# WHAT THE TASK REQUIRES
Copy the material that follows word for word and omit its pictures.

# DATA IN THIS EXERCISE
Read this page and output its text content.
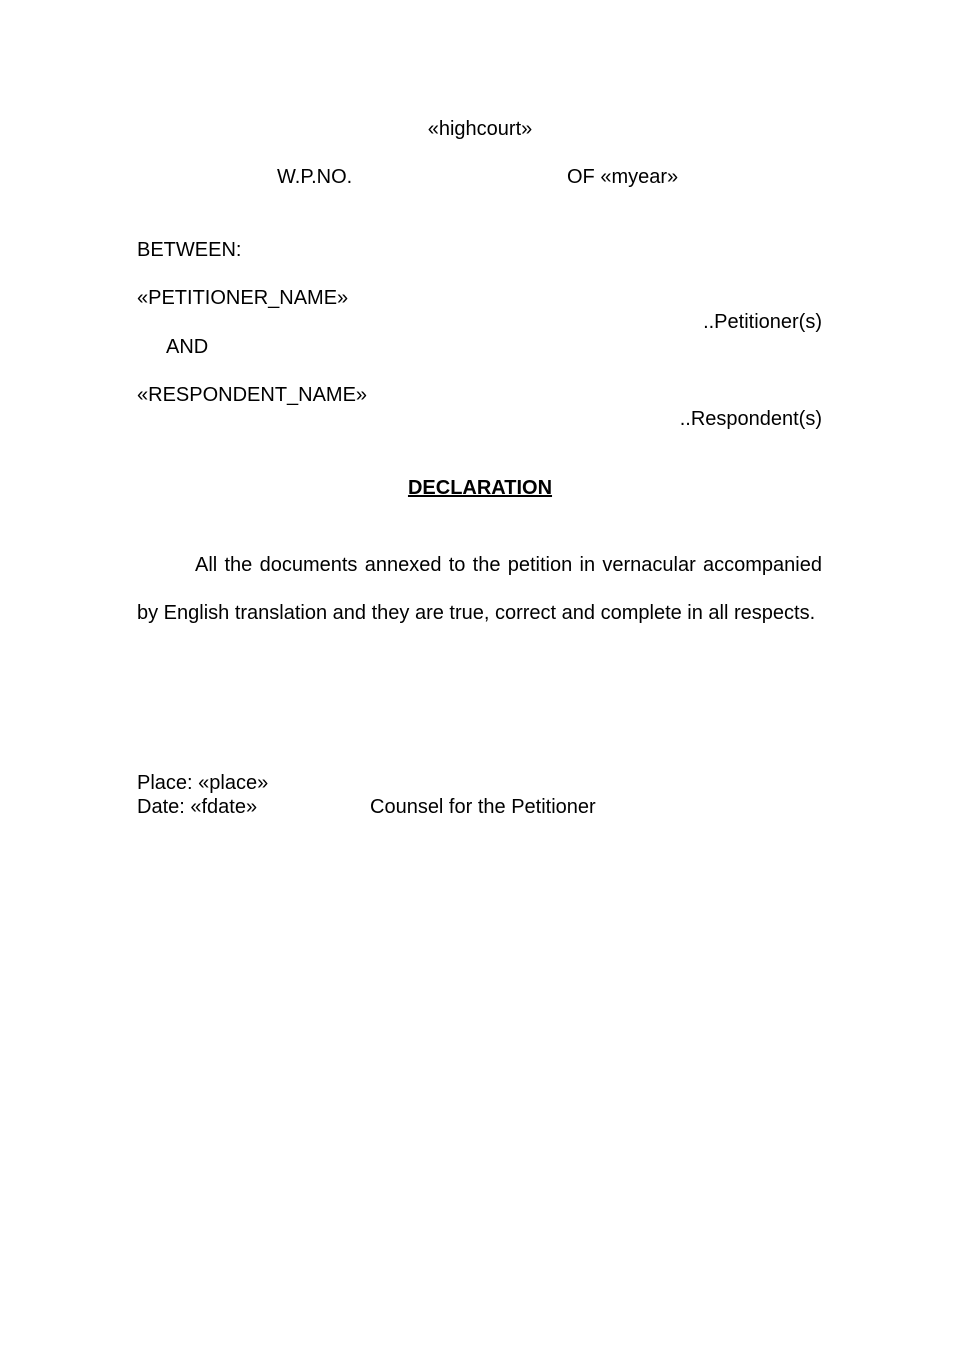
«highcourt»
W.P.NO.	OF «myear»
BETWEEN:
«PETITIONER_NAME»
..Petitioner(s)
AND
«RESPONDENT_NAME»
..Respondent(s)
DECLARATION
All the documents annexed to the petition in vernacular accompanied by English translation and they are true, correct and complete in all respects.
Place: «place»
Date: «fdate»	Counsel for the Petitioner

# IN RESPONSE
Read this page and output its text content.
«highcourt»
W.P.NO.	OF «myear»
BETWEEN:
«PETITIONER_NAME»
..Petitioner(s)
AND
«RESPONDENT_NAME»
..Respondent(s)
DECLARATION
All the documents annexed to the petition in vernacular accompanied by English translation and they are true, correct and complete in all respects.
Place: «place»
Date: «fdate»	Counsel for the Petitioner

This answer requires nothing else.